Dataset entries:

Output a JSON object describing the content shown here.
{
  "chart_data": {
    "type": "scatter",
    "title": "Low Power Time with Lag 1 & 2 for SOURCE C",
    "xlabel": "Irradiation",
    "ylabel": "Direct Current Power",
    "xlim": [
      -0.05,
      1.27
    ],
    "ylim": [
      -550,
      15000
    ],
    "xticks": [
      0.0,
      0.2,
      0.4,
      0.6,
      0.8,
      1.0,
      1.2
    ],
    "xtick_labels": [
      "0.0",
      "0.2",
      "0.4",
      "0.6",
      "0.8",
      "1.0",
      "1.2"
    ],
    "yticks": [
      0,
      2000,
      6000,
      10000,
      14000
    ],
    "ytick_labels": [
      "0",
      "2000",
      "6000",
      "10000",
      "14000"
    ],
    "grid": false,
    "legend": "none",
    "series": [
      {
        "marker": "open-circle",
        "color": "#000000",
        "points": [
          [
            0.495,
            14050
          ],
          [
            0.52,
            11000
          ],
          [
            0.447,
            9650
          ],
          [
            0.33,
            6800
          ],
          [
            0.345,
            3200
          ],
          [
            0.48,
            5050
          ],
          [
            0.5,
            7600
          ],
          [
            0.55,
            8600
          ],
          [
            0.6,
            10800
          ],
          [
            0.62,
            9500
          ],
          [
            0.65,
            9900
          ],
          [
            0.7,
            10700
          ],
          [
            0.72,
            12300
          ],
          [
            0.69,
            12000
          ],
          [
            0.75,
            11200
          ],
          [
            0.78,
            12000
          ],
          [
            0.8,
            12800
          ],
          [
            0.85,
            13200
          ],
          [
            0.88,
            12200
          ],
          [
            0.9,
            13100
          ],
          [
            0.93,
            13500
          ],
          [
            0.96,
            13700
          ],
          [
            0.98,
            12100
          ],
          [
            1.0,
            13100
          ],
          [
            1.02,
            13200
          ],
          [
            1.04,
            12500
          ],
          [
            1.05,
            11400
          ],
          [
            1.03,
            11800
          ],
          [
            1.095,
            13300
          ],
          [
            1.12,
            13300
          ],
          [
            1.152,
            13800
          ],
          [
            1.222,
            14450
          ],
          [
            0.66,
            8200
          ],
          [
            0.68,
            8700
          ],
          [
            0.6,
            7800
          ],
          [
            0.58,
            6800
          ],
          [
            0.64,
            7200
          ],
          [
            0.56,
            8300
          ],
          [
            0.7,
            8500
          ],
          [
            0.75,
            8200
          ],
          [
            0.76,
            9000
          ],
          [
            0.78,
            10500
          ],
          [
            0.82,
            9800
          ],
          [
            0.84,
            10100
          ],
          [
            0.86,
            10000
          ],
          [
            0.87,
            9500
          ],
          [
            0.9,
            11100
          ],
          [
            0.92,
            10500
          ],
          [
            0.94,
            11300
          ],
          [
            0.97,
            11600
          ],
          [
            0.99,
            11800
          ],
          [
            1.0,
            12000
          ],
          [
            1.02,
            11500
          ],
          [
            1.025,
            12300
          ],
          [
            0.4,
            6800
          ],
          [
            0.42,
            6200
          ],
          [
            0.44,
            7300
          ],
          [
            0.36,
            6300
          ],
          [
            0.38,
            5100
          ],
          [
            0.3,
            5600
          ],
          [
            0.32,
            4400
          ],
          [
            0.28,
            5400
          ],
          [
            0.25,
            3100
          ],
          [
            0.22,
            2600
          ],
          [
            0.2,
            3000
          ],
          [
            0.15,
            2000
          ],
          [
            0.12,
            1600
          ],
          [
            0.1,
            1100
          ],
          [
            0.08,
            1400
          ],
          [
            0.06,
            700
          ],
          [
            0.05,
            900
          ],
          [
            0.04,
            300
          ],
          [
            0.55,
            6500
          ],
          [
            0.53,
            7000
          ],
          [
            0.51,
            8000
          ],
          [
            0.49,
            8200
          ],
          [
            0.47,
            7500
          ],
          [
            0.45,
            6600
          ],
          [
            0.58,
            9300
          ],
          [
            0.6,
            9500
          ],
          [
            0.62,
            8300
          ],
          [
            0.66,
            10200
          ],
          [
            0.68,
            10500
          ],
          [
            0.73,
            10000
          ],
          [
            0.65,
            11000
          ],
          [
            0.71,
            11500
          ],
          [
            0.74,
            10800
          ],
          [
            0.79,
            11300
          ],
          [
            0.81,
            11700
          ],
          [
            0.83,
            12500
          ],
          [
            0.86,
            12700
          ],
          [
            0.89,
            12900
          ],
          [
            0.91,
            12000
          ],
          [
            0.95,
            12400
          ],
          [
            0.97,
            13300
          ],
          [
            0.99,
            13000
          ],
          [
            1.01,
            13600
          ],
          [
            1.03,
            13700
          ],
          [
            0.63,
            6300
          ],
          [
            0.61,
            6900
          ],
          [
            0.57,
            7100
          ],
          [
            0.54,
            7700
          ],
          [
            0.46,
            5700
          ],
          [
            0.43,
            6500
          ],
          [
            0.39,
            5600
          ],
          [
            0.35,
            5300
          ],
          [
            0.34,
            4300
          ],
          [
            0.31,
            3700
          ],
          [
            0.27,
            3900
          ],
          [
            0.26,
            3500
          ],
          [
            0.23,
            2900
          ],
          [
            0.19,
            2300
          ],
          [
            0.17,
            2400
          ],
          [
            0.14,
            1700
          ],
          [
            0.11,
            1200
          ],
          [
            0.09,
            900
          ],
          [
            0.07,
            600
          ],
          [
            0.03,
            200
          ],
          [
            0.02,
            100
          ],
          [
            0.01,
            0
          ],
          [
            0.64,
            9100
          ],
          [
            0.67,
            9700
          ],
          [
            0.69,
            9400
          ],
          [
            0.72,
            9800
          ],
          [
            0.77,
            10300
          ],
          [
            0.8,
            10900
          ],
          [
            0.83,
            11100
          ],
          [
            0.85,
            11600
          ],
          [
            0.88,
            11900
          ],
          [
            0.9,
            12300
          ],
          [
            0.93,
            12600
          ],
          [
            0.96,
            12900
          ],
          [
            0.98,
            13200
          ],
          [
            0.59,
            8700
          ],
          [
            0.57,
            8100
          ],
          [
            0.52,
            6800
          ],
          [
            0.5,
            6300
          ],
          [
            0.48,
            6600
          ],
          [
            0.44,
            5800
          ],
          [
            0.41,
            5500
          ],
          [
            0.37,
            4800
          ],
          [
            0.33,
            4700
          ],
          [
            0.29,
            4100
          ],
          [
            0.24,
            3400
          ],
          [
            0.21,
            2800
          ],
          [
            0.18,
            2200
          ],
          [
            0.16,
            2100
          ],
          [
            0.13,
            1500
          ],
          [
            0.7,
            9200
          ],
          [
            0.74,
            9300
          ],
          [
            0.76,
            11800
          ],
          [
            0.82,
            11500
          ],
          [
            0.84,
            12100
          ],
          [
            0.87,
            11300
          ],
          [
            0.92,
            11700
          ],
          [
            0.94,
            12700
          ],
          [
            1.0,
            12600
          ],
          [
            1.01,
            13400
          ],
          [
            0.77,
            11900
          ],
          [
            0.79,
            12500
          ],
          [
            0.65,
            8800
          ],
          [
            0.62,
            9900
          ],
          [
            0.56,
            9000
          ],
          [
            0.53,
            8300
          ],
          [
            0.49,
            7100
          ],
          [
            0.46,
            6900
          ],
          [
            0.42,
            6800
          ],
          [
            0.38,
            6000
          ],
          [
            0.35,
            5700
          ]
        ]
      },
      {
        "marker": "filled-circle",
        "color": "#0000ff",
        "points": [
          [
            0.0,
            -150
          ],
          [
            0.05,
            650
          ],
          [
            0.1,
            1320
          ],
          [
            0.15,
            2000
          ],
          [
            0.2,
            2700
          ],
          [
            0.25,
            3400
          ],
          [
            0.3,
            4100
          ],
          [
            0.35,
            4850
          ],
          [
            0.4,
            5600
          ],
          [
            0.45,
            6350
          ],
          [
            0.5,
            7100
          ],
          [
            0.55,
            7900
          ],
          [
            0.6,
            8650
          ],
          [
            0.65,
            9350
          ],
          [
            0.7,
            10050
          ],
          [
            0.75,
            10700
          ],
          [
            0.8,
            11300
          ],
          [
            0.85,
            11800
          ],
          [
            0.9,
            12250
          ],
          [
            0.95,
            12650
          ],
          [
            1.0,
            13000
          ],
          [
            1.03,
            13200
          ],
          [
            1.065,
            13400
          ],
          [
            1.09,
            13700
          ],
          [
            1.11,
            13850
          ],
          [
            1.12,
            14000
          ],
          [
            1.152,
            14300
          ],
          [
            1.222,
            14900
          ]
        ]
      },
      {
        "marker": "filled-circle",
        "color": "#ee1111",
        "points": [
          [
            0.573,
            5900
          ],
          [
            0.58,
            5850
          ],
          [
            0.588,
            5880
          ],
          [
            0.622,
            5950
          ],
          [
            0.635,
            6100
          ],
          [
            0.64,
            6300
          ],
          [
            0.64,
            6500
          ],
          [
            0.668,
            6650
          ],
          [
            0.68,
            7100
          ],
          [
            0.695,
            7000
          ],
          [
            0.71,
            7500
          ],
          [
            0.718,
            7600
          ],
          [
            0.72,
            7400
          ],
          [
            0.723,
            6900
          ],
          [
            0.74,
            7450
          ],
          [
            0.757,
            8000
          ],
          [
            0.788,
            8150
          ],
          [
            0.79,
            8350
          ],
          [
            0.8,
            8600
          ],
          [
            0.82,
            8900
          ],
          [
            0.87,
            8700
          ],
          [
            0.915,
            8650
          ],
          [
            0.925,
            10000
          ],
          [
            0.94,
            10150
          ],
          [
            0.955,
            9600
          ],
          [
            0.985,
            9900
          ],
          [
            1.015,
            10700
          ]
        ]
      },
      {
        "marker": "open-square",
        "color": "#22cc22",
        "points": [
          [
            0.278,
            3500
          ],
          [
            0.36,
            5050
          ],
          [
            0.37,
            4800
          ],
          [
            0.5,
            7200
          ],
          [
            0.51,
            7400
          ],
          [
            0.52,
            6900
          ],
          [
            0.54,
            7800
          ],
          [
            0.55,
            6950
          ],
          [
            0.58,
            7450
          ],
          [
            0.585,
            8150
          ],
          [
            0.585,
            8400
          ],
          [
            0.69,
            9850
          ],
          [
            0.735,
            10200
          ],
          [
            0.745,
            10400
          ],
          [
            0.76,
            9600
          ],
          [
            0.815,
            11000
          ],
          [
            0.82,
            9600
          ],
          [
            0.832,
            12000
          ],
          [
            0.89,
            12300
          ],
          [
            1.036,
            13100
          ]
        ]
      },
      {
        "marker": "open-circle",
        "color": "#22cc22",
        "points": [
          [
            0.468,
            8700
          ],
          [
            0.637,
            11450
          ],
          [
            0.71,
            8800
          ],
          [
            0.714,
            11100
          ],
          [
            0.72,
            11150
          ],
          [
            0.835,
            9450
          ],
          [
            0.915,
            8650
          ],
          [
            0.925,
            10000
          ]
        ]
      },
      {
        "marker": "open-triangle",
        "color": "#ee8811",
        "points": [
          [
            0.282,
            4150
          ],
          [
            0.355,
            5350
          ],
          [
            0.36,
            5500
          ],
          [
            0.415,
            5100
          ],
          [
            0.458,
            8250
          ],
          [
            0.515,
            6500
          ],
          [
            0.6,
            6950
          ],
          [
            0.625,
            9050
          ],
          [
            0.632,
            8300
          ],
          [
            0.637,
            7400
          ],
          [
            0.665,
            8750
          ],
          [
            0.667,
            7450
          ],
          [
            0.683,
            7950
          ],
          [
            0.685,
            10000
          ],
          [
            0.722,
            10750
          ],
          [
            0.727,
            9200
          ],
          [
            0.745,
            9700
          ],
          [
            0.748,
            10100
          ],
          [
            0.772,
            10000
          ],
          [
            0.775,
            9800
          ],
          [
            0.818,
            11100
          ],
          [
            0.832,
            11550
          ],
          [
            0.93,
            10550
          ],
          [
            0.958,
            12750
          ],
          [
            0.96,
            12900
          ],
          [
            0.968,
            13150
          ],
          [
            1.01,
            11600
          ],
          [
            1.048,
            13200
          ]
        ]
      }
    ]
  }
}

Task:
Find every line in the records that has the string "open", then state how many there are and nothing else.

Response to this exercise:
4